▸ **EXCERPTED PASSAGE**
Tuesday, May 16, 2006

Natural Sequence Farming in Organic Gardener, Autumn 2006

There is an article in this quarters issue called ‘Catching the Flow’. It runs from page 34 to 39.

It was written by Stephanie Alt and Hogan Gleeson.

The article has some interesting quotes too. Stuff I’ve heard people say and talk about, but never so succinctly!

The introduction talks about the authors’ journey to Gerry Harvey’s property, ‘Baramul’. It also goes into brief outline of how we arrived at the current situation.

There are two quotes that clash with popular understanding in the bulk of the community.

Aboriginal people once used fire to control game and increase the productive capacity of the land, creating in effect, a farmed landscape. Many of us imagine there was once simply a great expanse of forest. Some of the forests and woodland that were cleared by later generation of farmers appeared after the land came under British control, disrupting thousands of years of Aboriginal stewardship. Many perennial grasslands, previously maintained by the fire stick, became thick, woody scrubland, which shaded out the grasses, leaving the ground bare beneath.

There is lore in my family about these long term changes in both central NSW and southern Queensland. People should be aware that the Pilliga is not a natural forest.

It’s important to remember that ‘opening up’ the land was carried out with good intensions, using the accepted knowledge of the day. The gradual nature of these changes in the landscape meant each generation experienced it’s own ‘normal’, masking steady but fundamental degradation of the ecosystem.

Indeed, often land clearing was a condition of leases, you couldn’t upgrade a lease without meeting these conditions. Unlike commercial leases, the unstated aim of crown leases was to move land into private ownership, once the land had been developed as the government saw fit. These conditions were laid out in the lease and/or lease conversion regs.

With improved travel and increasing rates of change, it’s become far easier for people generally and farmer in particular to see these changes. Old farmers have some interesting stories about ‘the way we were’.

▸ **WHAT IS EXPECTED**
Using the post about Natural Sequence Farming, state which pages of the magazine the article "Catching the Flow" runs across.

▸ **DATA ROWS**

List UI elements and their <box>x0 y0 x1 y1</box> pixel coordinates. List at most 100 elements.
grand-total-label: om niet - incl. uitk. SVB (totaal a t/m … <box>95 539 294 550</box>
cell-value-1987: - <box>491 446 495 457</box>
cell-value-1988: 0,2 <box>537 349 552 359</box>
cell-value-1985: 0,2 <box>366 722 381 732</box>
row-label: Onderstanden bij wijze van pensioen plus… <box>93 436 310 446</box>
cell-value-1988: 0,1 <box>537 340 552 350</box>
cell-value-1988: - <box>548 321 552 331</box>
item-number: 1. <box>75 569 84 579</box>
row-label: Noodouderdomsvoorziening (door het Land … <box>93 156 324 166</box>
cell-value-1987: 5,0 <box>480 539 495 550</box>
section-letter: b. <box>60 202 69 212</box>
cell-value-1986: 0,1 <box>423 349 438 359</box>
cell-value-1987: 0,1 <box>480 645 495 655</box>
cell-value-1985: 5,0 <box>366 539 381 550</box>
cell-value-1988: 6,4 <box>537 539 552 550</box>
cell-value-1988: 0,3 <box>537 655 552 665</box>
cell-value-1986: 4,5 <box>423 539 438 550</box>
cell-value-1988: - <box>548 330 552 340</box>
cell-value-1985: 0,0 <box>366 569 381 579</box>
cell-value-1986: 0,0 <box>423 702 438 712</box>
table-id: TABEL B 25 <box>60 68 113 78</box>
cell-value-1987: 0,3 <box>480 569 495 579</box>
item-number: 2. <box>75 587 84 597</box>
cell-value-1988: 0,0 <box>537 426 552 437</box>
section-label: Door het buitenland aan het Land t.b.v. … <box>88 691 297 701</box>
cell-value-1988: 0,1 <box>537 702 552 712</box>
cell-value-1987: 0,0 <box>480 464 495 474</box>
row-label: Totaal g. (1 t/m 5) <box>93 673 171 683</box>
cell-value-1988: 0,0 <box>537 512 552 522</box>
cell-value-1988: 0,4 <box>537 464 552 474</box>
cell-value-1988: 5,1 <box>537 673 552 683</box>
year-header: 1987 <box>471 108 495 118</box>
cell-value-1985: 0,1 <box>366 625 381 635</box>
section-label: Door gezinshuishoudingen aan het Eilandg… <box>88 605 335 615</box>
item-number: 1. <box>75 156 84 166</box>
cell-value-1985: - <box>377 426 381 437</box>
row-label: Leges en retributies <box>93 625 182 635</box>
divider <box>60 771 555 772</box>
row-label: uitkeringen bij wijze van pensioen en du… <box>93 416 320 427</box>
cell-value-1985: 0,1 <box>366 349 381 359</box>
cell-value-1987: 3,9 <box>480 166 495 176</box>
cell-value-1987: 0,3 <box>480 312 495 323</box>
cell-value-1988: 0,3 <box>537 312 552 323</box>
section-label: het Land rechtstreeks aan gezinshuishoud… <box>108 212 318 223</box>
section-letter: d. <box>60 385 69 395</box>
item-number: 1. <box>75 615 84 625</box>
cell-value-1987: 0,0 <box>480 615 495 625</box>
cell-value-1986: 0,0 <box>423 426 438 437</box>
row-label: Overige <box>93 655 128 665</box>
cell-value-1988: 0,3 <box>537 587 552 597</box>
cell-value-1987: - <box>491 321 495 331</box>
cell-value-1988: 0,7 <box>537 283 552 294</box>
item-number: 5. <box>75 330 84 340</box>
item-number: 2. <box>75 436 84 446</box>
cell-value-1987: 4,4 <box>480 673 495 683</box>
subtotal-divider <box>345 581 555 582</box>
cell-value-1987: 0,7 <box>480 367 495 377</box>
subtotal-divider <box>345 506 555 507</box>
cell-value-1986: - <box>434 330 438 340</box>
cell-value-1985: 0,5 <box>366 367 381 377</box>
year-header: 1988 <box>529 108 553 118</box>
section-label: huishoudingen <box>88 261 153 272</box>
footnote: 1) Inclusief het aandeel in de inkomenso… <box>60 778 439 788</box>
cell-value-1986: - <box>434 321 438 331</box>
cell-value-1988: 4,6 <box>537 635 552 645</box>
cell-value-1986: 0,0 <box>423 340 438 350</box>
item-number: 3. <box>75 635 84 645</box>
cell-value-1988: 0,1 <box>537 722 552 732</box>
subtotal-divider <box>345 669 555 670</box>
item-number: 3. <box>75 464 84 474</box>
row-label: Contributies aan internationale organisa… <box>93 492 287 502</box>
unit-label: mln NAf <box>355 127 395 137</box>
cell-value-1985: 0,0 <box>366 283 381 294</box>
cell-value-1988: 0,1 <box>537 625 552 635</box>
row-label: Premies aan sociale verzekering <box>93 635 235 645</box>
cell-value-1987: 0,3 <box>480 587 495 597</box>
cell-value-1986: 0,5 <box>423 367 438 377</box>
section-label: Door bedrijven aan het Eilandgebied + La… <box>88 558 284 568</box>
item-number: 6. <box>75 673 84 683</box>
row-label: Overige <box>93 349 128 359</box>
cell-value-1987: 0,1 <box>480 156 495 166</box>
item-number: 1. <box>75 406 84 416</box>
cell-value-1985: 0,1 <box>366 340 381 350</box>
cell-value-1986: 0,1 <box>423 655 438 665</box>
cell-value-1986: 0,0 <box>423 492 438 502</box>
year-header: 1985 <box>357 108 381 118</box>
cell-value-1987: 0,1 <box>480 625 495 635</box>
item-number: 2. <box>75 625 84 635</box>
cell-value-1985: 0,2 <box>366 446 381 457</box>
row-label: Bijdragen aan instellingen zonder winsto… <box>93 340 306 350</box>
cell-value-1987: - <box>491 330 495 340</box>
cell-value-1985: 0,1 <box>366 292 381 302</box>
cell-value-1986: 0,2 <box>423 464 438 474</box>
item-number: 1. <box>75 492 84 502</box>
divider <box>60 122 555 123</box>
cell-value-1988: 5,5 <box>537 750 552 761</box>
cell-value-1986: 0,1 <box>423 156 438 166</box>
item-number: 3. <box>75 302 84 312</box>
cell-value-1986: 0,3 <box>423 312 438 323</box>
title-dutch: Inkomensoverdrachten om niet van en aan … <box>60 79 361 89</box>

▸ **WRITTEN SOLUTION**
Pages 34 to 39.